(Source data)
──────

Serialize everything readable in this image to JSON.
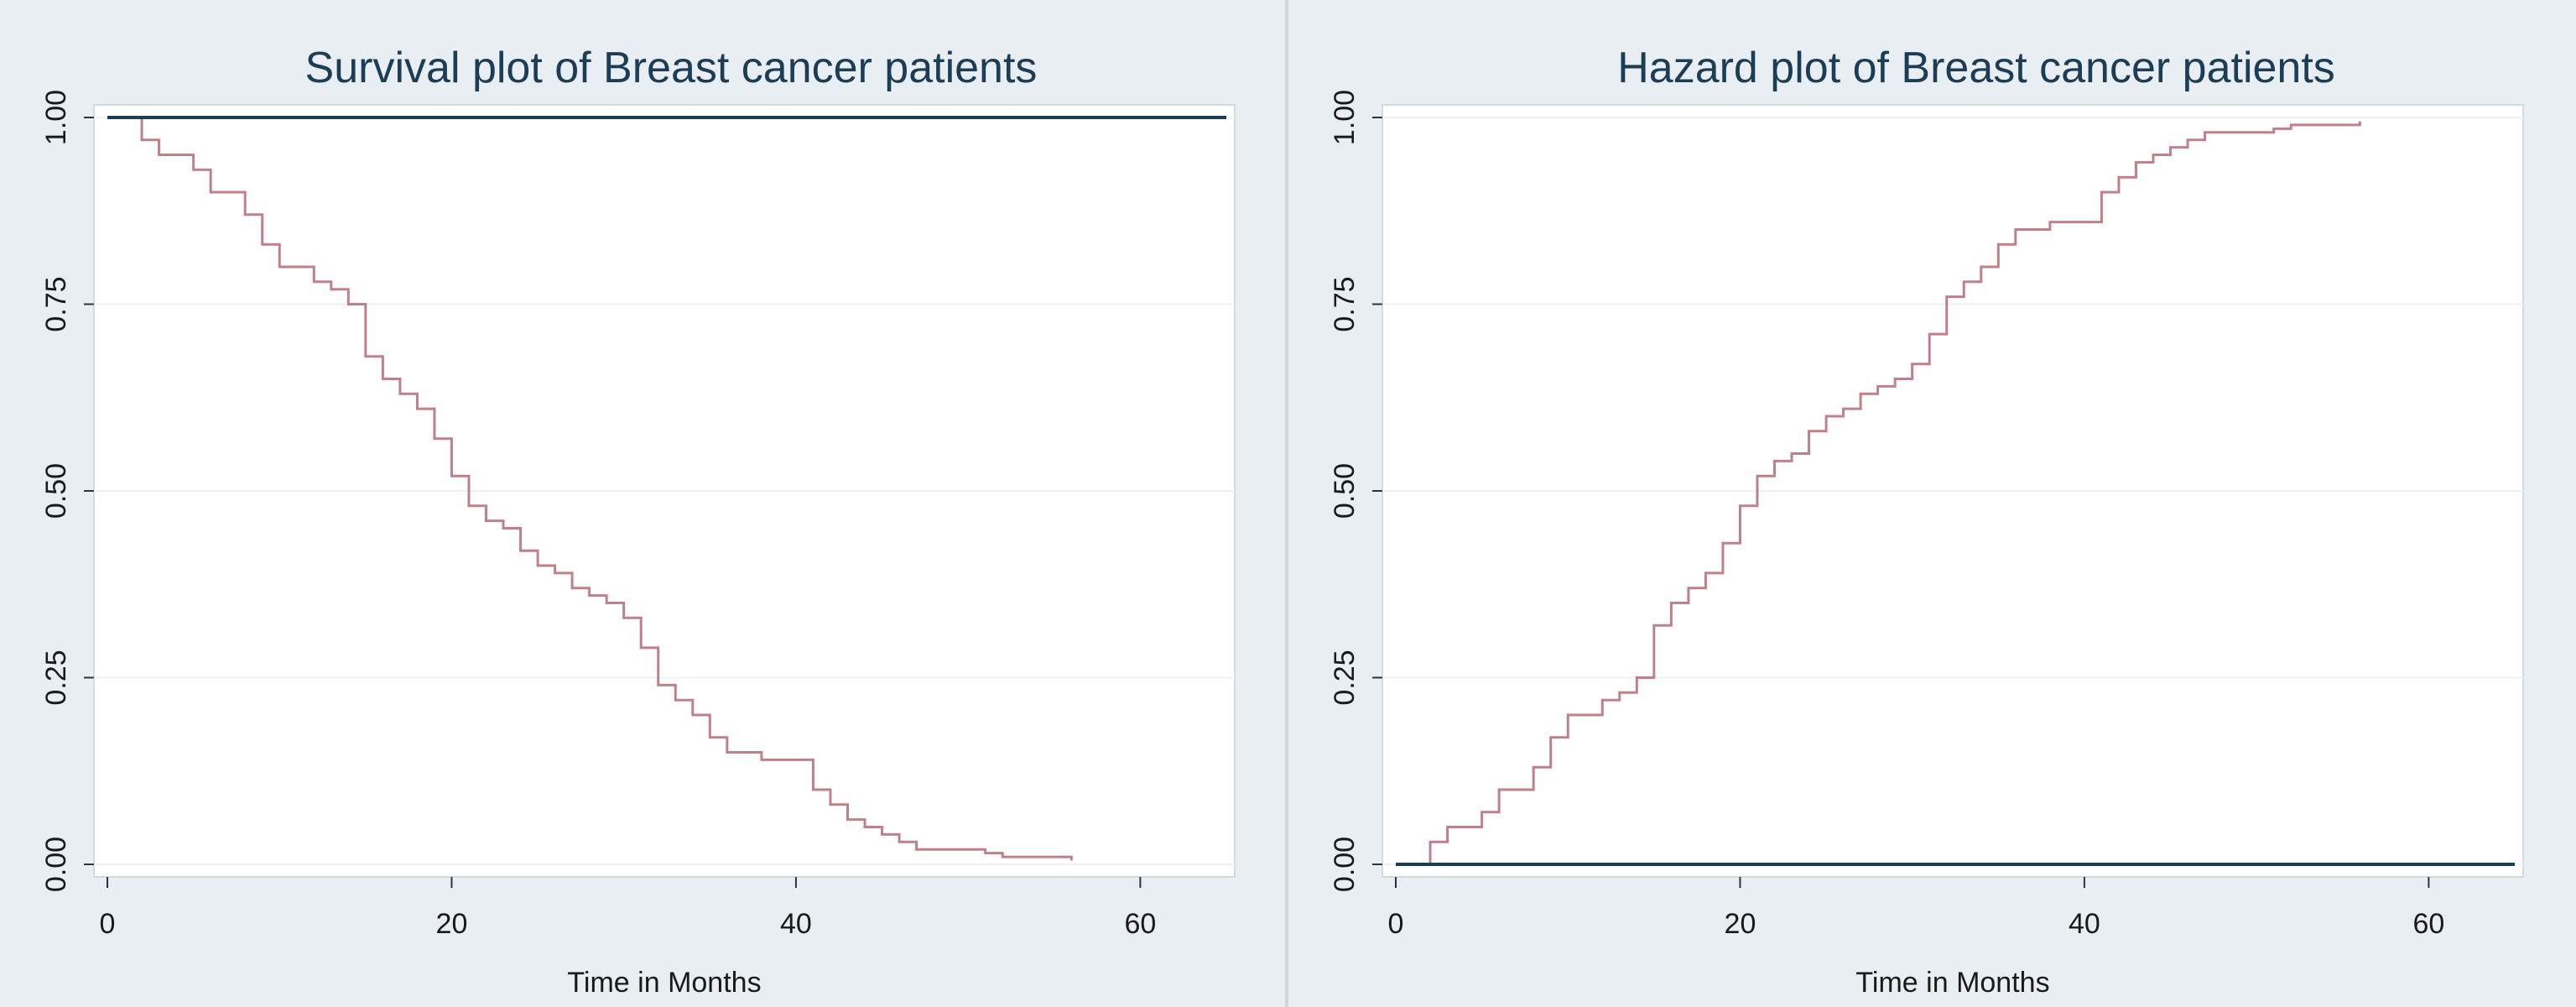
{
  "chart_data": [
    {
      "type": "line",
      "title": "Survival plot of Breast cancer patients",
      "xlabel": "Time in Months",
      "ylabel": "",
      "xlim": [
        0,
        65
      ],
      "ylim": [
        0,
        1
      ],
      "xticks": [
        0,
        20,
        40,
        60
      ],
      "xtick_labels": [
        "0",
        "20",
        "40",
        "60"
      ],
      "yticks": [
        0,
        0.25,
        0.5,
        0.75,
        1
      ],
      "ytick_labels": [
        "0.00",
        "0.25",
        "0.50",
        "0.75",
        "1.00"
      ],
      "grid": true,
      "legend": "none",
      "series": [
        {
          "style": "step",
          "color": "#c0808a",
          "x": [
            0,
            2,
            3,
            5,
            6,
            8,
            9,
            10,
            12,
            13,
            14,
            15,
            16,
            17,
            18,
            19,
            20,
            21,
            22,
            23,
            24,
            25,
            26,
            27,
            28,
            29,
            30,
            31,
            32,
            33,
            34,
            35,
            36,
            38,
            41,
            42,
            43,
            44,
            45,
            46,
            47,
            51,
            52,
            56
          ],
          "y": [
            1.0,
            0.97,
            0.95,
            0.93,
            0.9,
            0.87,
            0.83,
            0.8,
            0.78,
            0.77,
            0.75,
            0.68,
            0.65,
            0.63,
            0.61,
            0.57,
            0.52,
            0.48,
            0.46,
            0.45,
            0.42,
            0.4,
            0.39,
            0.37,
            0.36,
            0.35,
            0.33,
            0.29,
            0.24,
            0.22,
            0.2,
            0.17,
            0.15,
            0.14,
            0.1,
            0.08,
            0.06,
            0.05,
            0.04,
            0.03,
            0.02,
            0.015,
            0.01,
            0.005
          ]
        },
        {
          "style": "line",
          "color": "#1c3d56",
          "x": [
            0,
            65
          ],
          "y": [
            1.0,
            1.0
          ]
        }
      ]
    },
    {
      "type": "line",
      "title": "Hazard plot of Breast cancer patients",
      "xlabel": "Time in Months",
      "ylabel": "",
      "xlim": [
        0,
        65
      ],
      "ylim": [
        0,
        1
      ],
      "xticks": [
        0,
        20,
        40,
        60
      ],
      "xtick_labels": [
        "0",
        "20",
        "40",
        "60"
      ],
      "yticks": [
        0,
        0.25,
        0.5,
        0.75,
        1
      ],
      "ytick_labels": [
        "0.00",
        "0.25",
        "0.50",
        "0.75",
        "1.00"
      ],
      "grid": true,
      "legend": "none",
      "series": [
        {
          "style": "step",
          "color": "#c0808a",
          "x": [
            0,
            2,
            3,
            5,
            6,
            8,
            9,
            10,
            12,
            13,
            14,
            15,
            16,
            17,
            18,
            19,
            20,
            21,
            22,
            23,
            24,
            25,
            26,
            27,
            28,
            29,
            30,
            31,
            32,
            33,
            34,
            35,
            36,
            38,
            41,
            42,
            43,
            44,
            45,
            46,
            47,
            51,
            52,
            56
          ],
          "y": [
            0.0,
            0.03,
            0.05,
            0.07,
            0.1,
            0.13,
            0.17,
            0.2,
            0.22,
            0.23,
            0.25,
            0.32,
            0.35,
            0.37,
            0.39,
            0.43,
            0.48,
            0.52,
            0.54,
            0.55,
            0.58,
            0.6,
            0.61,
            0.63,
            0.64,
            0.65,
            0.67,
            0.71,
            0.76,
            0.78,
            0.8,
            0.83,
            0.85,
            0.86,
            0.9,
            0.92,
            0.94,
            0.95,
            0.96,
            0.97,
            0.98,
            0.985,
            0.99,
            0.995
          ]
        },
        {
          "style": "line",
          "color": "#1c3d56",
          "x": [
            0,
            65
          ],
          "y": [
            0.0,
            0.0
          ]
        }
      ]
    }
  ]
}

──────

_ACTIVITY_
Each entry above is to be restated exactly, without its images.

_ANSWER TO THIS EXERCISE_
Serialize everything readable in this image to JSON.
{
  "chart_data": [
    {
      "type": "line",
      "title": "Survival plot of Breast cancer patients",
      "xlabel": "Time in Months",
      "ylabel": "",
      "xlim": [
        0,
        65
      ],
      "ylim": [
        0,
        1
      ],
      "xticks": [
        0,
        20,
        40,
        60
      ],
      "xtick_labels": [
        "0",
        "20",
        "40",
        "60"
      ],
      "yticks": [
        0,
        0.25,
        0.5,
        0.75,
        1
      ],
      "ytick_labels": [
        "0.00",
        "0.25",
        "0.50",
        "0.75",
        "1.00"
      ],
      "grid": true,
      "legend": "none",
      "series": [
        {
          "style": "step",
          "color": "#c0808a",
          "x": [
            0,
            2,
            3,
            5,
            6,
            8,
            9,
            10,
            12,
            13,
            14,
            15,
            16,
            17,
            18,
            19,
            20,
            21,
            22,
            23,
            24,
            25,
            26,
            27,
            28,
            29,
            30,
            31,
            32,
            33,
            34,
            35,
            36,
            38,
            41,
            42,
            43,
            44,
            45,
            46,
            47,
            51,
            52,
            56
          ],
          "y": [
            1.0,
            0.97,
            0.95,
            0.93,
            0.9,
            0.87,
            0.83,
            0.8,
            0.78,
            0.77,
            0.75,
            0.68,
            0.65,
            0.63,
            0.61,
            0.57,
            0.52,
            0.48,
            0.46,
            0.45,
            0.42,
            0.4,
            0.39,
            0.37,
            0.36,
            0.35,
            0.33,
            0.29,
            0.24,
            0.22,
            0.2,
            0.17,
            0.15,
            0.14,
            0.1,
            0.08,
            0.06,
            0.05,
            0.04,
            0.03,
            0.02,
            0.015,
            0.01,
            0.005
          ]
        },
        {
          "style": "line",
          "color": "#1c3d56",
          "x": [
            0,
            65
          ],
          "y": [
            1.0,
            1.0
          ]
        }
      ]
    },
    {
      "type": "line",
      "title": "Hazard plot of Breast cancer patients",
      "xlabel": "Time in Months",
      "ylabel": "",
      "xlim": [
        0,
        65
      ],
      "ylim": [
        0,
        1
      ],
      "xticks": [
        0,
        20,
        40,
        60
      ],
      "xtick_labels": [
        "0",
        "20",
        "40",
        "60"
      ],
      "yticks": [
        0,
        0.25,
        0.5,
        0.75,
        1
      ],
      "ytick_labels": [
        "0.00",
        "0.25",
        "0.50",
        "0.75",
        "1.00"
      ],
      "grid": true,
      "legend": "none",
      "series": [
        {
          "style": "step",
          "color": "#c0808a",
          "x": [
            0,
            2,
            3,
            5,
            6,
            8,
            9,
            10,
            12,
            13,
            14,
            15,
            16,
            17,
            18,
            19,
            20,
            21,
            22,
            23,
            24,
            25,
            26,
            27,
            28,
            29,
            30,
            31,
            32,
            33,
            34,
            35,
            36,
            38,
            41,
            42,
            43,
            44,
            45,
            46,
            47,
            51,
            52,
            56
          ],
          "y": [
            0.0,
            0.03,
            0.05,
            0.07,
            0.1,
            0.13,
            0.17,
            0.2,
            0.22,
            0.23,
            0.25,
            0.32,
            0.35,
            0.37,
            0.39,
            0.43,
            0.48,
            0.52,
            0.54,
            0.55,
            0.58,
            0.6,
            0.61,
            0.63,
            0.64,
            0.65,
            0.67,
            0.71,
            0.76,
            0.78,
            0.8,
            0.83,
            0.85,
            0.86,
            0.9,
            0.92,
            0.94,
            0.95,
            0.96,
            0.97,
            0.98,
            0.985,
            0.99,
            0.995
          ]
        },
        {
          "style": "line",
          "color": "#1c3d56",
          "x": [
            0,
            65
          ],
          "y": [
            0.0,
            0.0
          ]
        }
      ]
    }
  ]
}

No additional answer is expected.